## [REQUIREMENTS]
Below are some records. Say in a single number how many of their lines include the word "我感激我的职业".

================

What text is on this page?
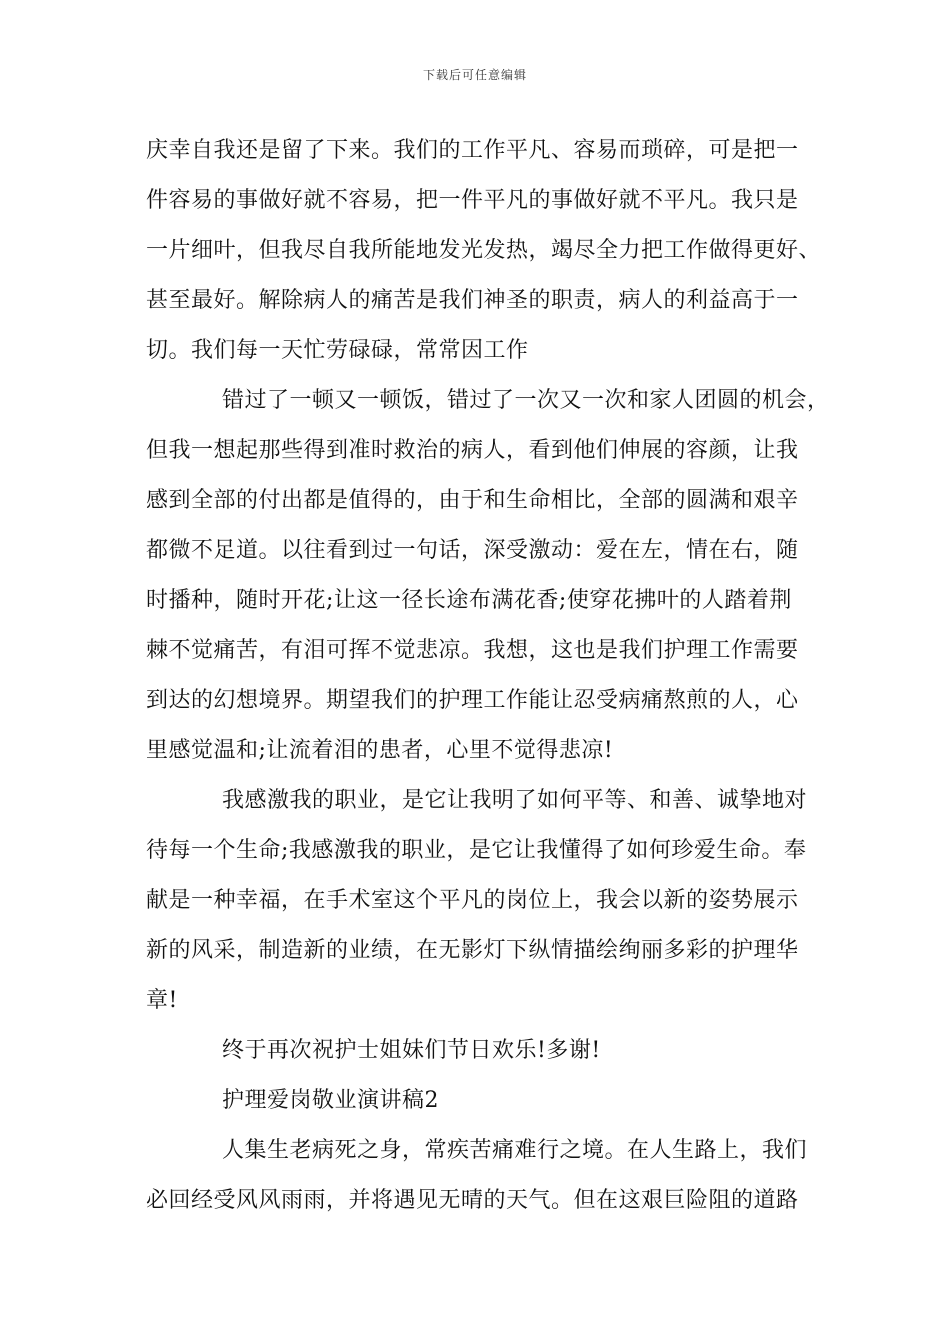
下载后可任意编辑
庆幸自我还是留了下来。我们的工作平凡、容易而琐碎，可是把一
件容易的事做好就不容易，把一件平凡的事做好就不平凡。我只是
一片细叶，但我尽自我所能地发光发热，竭尽全力把工作做得更好、
甚至最好。解除病人的痛苦是我们神圣的职责，病人的利益高于一
切。我们每一天忙劳碌碌，常常因工作
错过了一顿又一顿饭，错过了一次又一次和家人团圆的机会，
但我一想起那些得到准时救治的病人，看到他们伸展的容颜，让我
感到全部的付出都是值得的，由于和生命相比，全部的圆满和艰辛
都微不足道。以往看到过一句话，深受激动：爱在左，情在右，随
时播种，随时开花;让这一径长途布满花香;使穿花拂叶的人踏着荆
棘不觉痛苦，有泪可挥不觉悲凉。我想，这也是我们护理工作需要
到达的幻想境界。期望我们的护理工作能让忍受病痛熬煎的人，心
里感觉温和;让流着泪的患者，心里不觉得悲凉!
我感激我的职业，是它让我明了如何平等、和善、诚挚地对
待每一个生命;我感激我的职业，是它让我懂得了如何珍爱生命。奉
献是一种幸福，在手术室这个平凡的岗位上，我会以新的姿势展示
新的风采，制造新的业绩，在无影灯下纵情描绘绚丽多彩的护理华
章!
终于再次祝护士姐妹们节日欢乐!多谢!
护理爱岗敬业演讲稿2
人集生老病死之身，常疾苦痛难行之境。在人生路上，我们
必回经受风风雨雨，并将遇见无晴的天气。但在这艰巨险阻的道路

================

## [RESULT OF THIS TASK]
2